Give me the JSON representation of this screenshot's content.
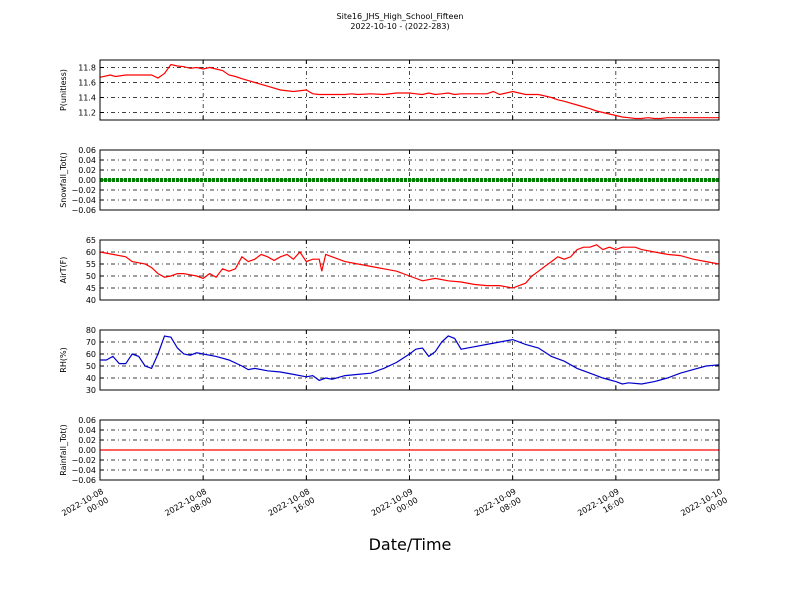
{
  "header": {
    "title": "Site16_JHS_High_School_Fifteen",
    "subtitle": "2022-10-10 - (2022-283)"
  },
  "chart_data": {
    "type": "line",
    "xlabel": "Date/Time",
    "x_ticks": [
      [
        "2022-10-08",
        "00:00"
      ],
      [
        "2022-10-08",
        "08:00"
      ],
      [
        "2022-10-08",
        "16:00"
      ],
      [
        "2022-10-09",
        "00:00"
      ],
      [
        "2022-10-09",
        "08:00"
      ],
      [
        "2022-10-09",
        "16:00"
      ],
      [
        "2022-10-10",
        "00:00"
      ]
    ],
    "xlim_hours": [
      0,
      48
    ],
    "panels": [
      {
        "ylabel": "P(unitless)",
        "ylim": [
          11.1,
          11.9
        ],
        "yticks": [
          "11.2",
          "11.4",
          "11.6",
          "11.8"
        ],
        "ytick_values": [
          11.2,
          11.4,
          11.6,
          11.8
        ],
        "color": "#ff0000",
        "style": "line",
        "x": [
          0,
          0.8,
          1.2,
          2,
          3,
          4,
          4.5,
          5,
          5.5,
          6,
          6.5,
          7,
          7.5,
          8,
          8.5,
          9,
          9.5,
          10,
          10.5,
          11,
          12,
          13,
          14,
          15,
          16,
          16.5,
          17,
          17.5,
          18,
          19,
          19.5,
          20,
          21,
          22,
          23,
          24,
          24.5,
          25,
          25.5,
          26,
          26.5,
          27,
          27.5,
          28,
          29,
          30,
          30.5,
          31,
          31.5,
          32,
          32.5,
          33,
          34,
          35,
          35.5,
          36,
          37,
          38,
          38.5,
          39,
          40,
          40.5,
          41,
          41.5,
          42,
          42.5,
          43,
          43.5,
          44,
          45,
          46,
          47,
          48
        ],
        "y": [
          11.67,
          11.7,
          11.68,
          11.7,
          11.7,
          11.7,
          11.66,
          11.72,
          11.84,
          11.82,
          11.81,
          11.79,
          11.8,
          11.78,
          11.8,
          11.78,
          11.76,
          11.7,
          11.68,
          11.65,
          11.6,
          11.55,
          11.5,
          11.48,
          11.5,
          11.45,
          11.44,
          11.44,
          11.44,
          11.44,
          11.45,
          11.44,
          11.45,
          11.44,
          11.46,
          11.46,
          11.45,
          11.44,
          11.46,
          11.44,
          11.45,
          11.46,
          11.44,
          11.45,
          11.45,
          11.45,
          11.48,
          11.44,
          11.46,
          11.48,
          11.46,
          11.44,
          11.44,
          11.4,
          11.37,
          11.35,
          11.3,
          11.25,
          11.22,
          11.2,
          11.16,
          11.14,
          11.13,
          11.12,
          11.12,
          11.13,
          11.12,
          11.12,
          11.13,
          11.13,
          11.13,
          11.13,
          11.13
        ]
      },
      {
        "ylabel": "Snowfall_Tot()",
        "ylim": [
          -0.06,
          0.06
        ],
        "yticks": [
          "−0.06",
          "−0.04",
          "−0.02",
          "0.00",
          "0.02",
          "0.04",
          "0.06"
        ],
        "ytick_values": [
          -0.06,
          -0.04,
          -0.02,
          0,
          0.02,
          0.04,
          0.06
        ],
        "color": "#008000",
        "style": "markers",
        "x": [
          0,
          48
        ],
        "y": [
          0,
          0
        ]
      },
      {
        "ylabel": "AirT(F)",
        "ylim": [
          40,
          65
        ],
        "yticks": [
          "40",
          "45",
          "50",
          "55",
          "60",
          "65"
        ],
        "ytick_values": [
          40,
          45,
          50,
          55,
          60,
          65
        ],
        "color": "#ff0000",
        "style": "line",
        "x": [
          0,
          1,
          2,
          2.5,
          3,
          3.5,
          4,
          4.5,
          5,
          5.5,
          6,
          6.5,
          7,
          7.5,
          8,
          8.5,
          9,
          9.5,
          10,
          10.5,
          11,
          11.5,
          12,
          12.5,
          13,
          13.5,
          14,
          14.5,
          15,
          15.5,
          16,
          16.5,
          17,
          17.2,
          17.5,
          18,
          18.5,
          19,
          20,
          21,
          22,
          23,
          24,
          25,
          26,
          27,
          28,
          29,
          30,
          31,
          32,
          32.5,
          33,
          33.5,
          34,
          34.5,
          35,
          35.5,
          36,
          36.5,
          37,
          37.5,
          38,
          38.5,
          39,
          39.5,
          40,
          40.5,
          41,
          41.5,
          42,
          43,
          44,
          45,
          46,
          47,
          48
        ],
        "y": [
          60,
          59,
          58,
          56,
          55.5,
          55,
          53.5,
          51,
          49.5,
          50,
          51,
          51,
          50.5,
          50,
          49,
          51,
          49.5,
          53,
          52,
          53,
          58,
          56,
          57,
          59,
          58,
          56.5,
          58,
          59,
          57,
          60,
          56,
          57,
          57,
          52,
          59,
          58,
          57,
          56,
          55,
          54,
          53,
          52,
          50,
          48,
          49,
          48,
          47.5,
          46.5,
          46,
          46,
          45,
          46,
          47,
          50,
          52,
          54,
          56,
          58,
          57,
          58,
          61,
          62,
          62,
          63,
          61,
          62,
          61,
          62,
          62,
          62,
          61,
          60,
          59,
          58.5,
          57,
          56,
          55
        ]
      },
      {
        "ylabel": "RH(%)",
        "ylim": [
          30,
          80
        ],
        "yticks": [
          "30",
          "40",
          "50",
          "60",
          "70",
          "80"
        ],
        "ytick_values": [
          30,
          40,
          50,
          60,
          70,
          80
        ],
        "color": "#0000cc",
        "style": "line",
        "x": [
          0,
          0.5,
          1,
          1.5,
          2,
          2.5,
          3,
          3.5,
          4,
          4.5,
          5,
          5.5,
          6,
          6.5,
          7,
          7.5,
          8,
          9,
          10,
          11,
          11.5,
          12,
          13,
          14,
          15,
          16,
          16.5,
          17,
          17.5,
          18,
          19,
          20,
          21,
          22,
          23,
          24,
          24.5,
          25,
          25.5,
          26,
          26.5,
          27,
          27.5,
          28,
          29,
          30,
          31,
          32,
          33,
          34,
          35,
          36,
          37,
          38,
          39,
          40,
          40.5,
          41,
          42,
          43,
          44,
          45,
          46,
          47,
          48
        ],
        "y": [
          55,
          55,
          58,
          52,
          52,
          60,
          58,
          50,
          48,
          60,
          75,
          74,
          65,
          60,
          59,
          61,
          60,
          58,
          55,
          50,
          47,
          48,
          46,
          45,
          43,
          41,
          42,
          38,
          40,
          39,
          42,
          43,
          44,
          48,
          53,
          60,
          64,
          65,
          58,
          62,
          70,
          75,
          73,
          64,
          66,
          68,
          70,
          72,
          68,
          65,
          58,
          54,
          48,
          44,
          40,
          37,
          35,
          36,
          35,
          37,
          40,
          44,
          47,
          50,
          51
        ]
      },
      {
        "ylabel": "Rainfall_Tot()",
        "ylim": [
          -0.06,
          0.06
        ],
        "yticks": [
          "−0.06",
          "−0.04",
          "−0.02",
          "0.00",
          "0.02",
          "0.04",
          "0.06"
        ],
        "ytick_values": [
          -0.06,
          -0.04,
          -0.02,
          0,
          0.02,
          0.04,
          0.06
        ],
        "color": "#ff0000",
        "style": "line",
        "x": [
          0,
          48
        ],
        "y": [
          0,
          0
        ]
      }
    ]
  }
}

■ ■ ■

#### [Directions for this task]
Pictures are not part of the copy; reproduce everything else in the records exactly.

#### [Solution below]
Give me the JSON representation of this screenshot's content.
{
  "header": {
    "title": "Site16_JHS_High_School_Fifteen",
    "subtitle": "2022-10-10 - (2022-283)"
  },
  "chart_data": {
    "type": "line",
    "xlabel": "Date/Time",
    "x_ticks": [
      [
        "2022-10-08",
        "00:00"
      ],
      [
        "2022-10-08",
        "08:00"
      ],
      [
        "2022-10-08",
        "16:00"
      ],
      [
        "2022-10-09",
        "00:00"
      ],
      [
        "2022-10-09",
        "08:00"
      ],
      [
        "2022-10-09",
        "16:00"
      ],
      [
        "2022-10-10",
        "00:00"
      ]
    ],
    "xlim_hours": [
      0,
      48
    ],
    "panels": [
      {
        "ylabel": "P(unitless)",
        "ylim": [
          11.1,
          11.9
        ],
        "yticks": [
          "11.2",
          "11.4",
          "11.6",
          "11.8"
        ],
        "ytick_values": [
          11.2,
          11.4,
          11.6,
          11.8
        ],
        "color": "#ff0000",
        "style": "line",
        "x": [
          0,
          0.8,
          1.2,
          2,
          3,
          4,
          4.5,
          5,
          5.5,
          6,
          6.5,
          7,
          7.5,
          8,
          8.5,
          9,
          9.5,
          10,
          10.5,
          11,
          12,
          13,
          14,
          15,
          16,
          16.5,
          17,
          17.5,
          18,
          19,
          19.5,
          20,
          21,
          22,
          23,
          24,
          24.5,
          25,
          25.5,
          26,
          26.5,
          27,
          27.5,
          28,
          29,
          30,
          30.5,
          31,
          31.5,
          32,
          32.5,
          33,
          34,
          35,
          35.5,
          36,
          37,
          38,
          38.5,
          39,
          40,
          40.5,
          41,
          41.5,
          42,
          42.5,
          43,
          43.5,
          44,
          45,
          46,
          47,
          48
        ],
        "y": [
          11.67,
          11.7,
          11.68,
          11.7,
          11.7,
          11.7,
          11.66,
          11.72,
          11.84,
          11.82,
          11.81,
          11.79,
          11.8,
          11.78,
          11.8,
          11.78,
          11.76,
          11.7,
          11.68,
          11.65,
          11.6,
          11.55,
          11.5,
          11.48,
          11.5,
          11.45,
          11.44,
          11.44,
          11.44,
          11.44,
          11.45,
          11.44,
          11.45,
          11.44,
          11.46,
          11.46,
          11.45,
          11.44,
          11.46,
          11.44,
          11.45,
          11.46,
          11.44,
          11.45,
          11.45,
          11.45,
          11.48,
          11.44,
          11.46,
          11.48,
          11.46,
          11.44,
          11.44,
          11.4,
          11.37,
          11.35,
          11.3,
          11.25,
          11.22,
          11.2,
          11.16,
          11.14,
          11.13,
          11.12,
          11.12,
          11.13,
          11.12,
          11.12,
          11.13,
          11.13,
          11.13,
          11.13,
          11.13
        ]
      },
      {
        "ylabel": "Snowfall_Tot()",
        "ylim": [
          -0.06,
          0.06
        ],
        "yticks": [
          "−0.06",
          "−0.04",
          "−0.02",
          "0.00",
          "0.02",
          "0.04",
          "0.06"
        ],
        "ytick_values": [
          -0.06,
          -0.04,
          -0.02,
          0,
          0.02,
          0.04,
          0.06
        ],
        "color": "#008000",
        "style": "markers",
        "x": [
          0,
          48
        ],
        "y": [
          0,
          0
        ]
      },
      {
        "ylabel": "AirT(F)",
        "ylim": [
          40,
          65
        ],
        "yticks": [
          "40",
          "45",
          "50",
          "55",
          "60",
          "65"
        ],
        "ytick_values": [
          40,
          45,
          50,
          55,
          60,
          65
        ],
        "color": "#ff0000",
        "style": "line",
        "x": [
          0,
          1,
          2,
          2.5,
          3,
          3.5,
          4,
          4.5,
          5,
          5.5,
          6,
          6.5,
          7,
          7.5,
          8,
          8.5,
          9,
          9.5,
          10,
          10.5,
          11,
          11.5,
          12,
          12.5,
          13,
          13.5,
          14,
          14.5,
          15,
          15.5,
          16,
          16.5,
          17,
          17.2,
          17.5,
          18,
          18.5,
          19,
          20,
          21,
          22,
          23,
          24,
          25,
          26,
          27,
          28,
          29,
          30,
          31,
          32,
          32.5,
          33,
          33.5,
          34,
          34.5,
          35,
          35.5,
          36,
          36.5,
          37,
          37.5,
          38,
          38.5,
          39,
          39.5,
          40,
          40.5,
          41,
          41.5,
          42,
          43,
          44,
          45,
          46,
          47,
          48
        ],
        "y": [
          60,
          59,
          58,
          56,
          55.5,
          55,
          53.5,
          51,
          49.5,
          50,
          51,
          51,
          50.5,
          50,
          49,
          51,
          49.5,
          53,
          52,
          53,
          58,
          56,
          57,
          59,
          58,
          56.5,
          58,
          59,
          57,
          60,
          56,
          57,
          57,
          52,
          59,
          58,
          57,
          56,
          55,
          54,
          53,
          52,
          50,
          48,
          49,
          48,
          47.5,
          46.5,
          46,
          46,
          45,
          46,
          47,
          50,
          52,
          54,
          56,
          58,
          57,
          58,
          61,
          62,
          62,
          63,
          61,
          62,
          61,
          62,
          62,
          62,
          61,
          60,
          59,
          58.5,
          57,
          56,
          55
        ]
      },
      {
        "ylabel": "RH(%)",
        "ylim": [
          30,
          80
        ],
        "yticks": [
          "30",
          "40",
          "50",
          "60",
          "70",
          "80"
        ],
        "ytick_values": [
          30,
          40,
          50,
          60,
          70,
          80
        ],
        "color": "#0000cc",
        "style": "line",
        "x": [
          0,
          0.5,
          1,
          1.5,
          2,
          2.5,
          3,
          3.5,
          4,
          4.5,
          5,
          5.5,
          6,
          6.5,
          7,
          7.5,
          8,
          9,
          10,
          11,
          11.5,
          12,
          13,
          14,
          15,
          16,
          16.5,
          17,
          17.5,
          18,
          19,
          20,
          21,
          22,
          23,
          24,
          24.5,
          25,
          25.5,
          26,
          26.5,
          27,
          27.5,
          28,
          29,
          30,
          31,
          32,
          33,
          34,
          35,
          36,
          37,
          38,
          39,
          40,
          40.5,
          41,
          42,
          43,
          44,
          45,
          46,
          47,
          48
        ],
        "y": [
          55,
          55,
          58,
          52,
          52,
          60,
          58,
          50,
          48,
          60,
          75,
          74,
          65,
          60,
          59,
          61,
          60,
          58,
          55,
          50,
          47,
          48,
          46,
          45,
          43,
          41,
          42,
          38,
          40,
          39,
          42,
          43,
          44,
          48,
          53,
          60,
          64,
          65,
          58,
          62,
          70,
          75,
          73,
          64,
          66,
          68,
          70,
          72,
          68,
          65,
          58,
          54,
          48,
          44,
          40,
          37,
          35,
          36,
          35,
          37,
          40,
          44,
          47,
          50,
          51
        ]
      },
      {
        "ylabel": "Rainfall_Tot()",
        "ylim": [
          -0.06,
          0.06
        ],
        "yticks": [
          "−0.06",
          "−0.04",
          "−0.02",
          "0.00",
          "0.02",
          "0.04",
          "0.06"
        ],
        "ytick_values": [
          -0.06,
          -0.04,
          -0.02,
          0,
          0.02,
          0.04,
          0.06
        ],
        "color": "#ff0000",
        "style": "line",
        "x": [
          0,
          48
        ],
        "y": [
          0,
          0
        ]
      }
    ]
  }
}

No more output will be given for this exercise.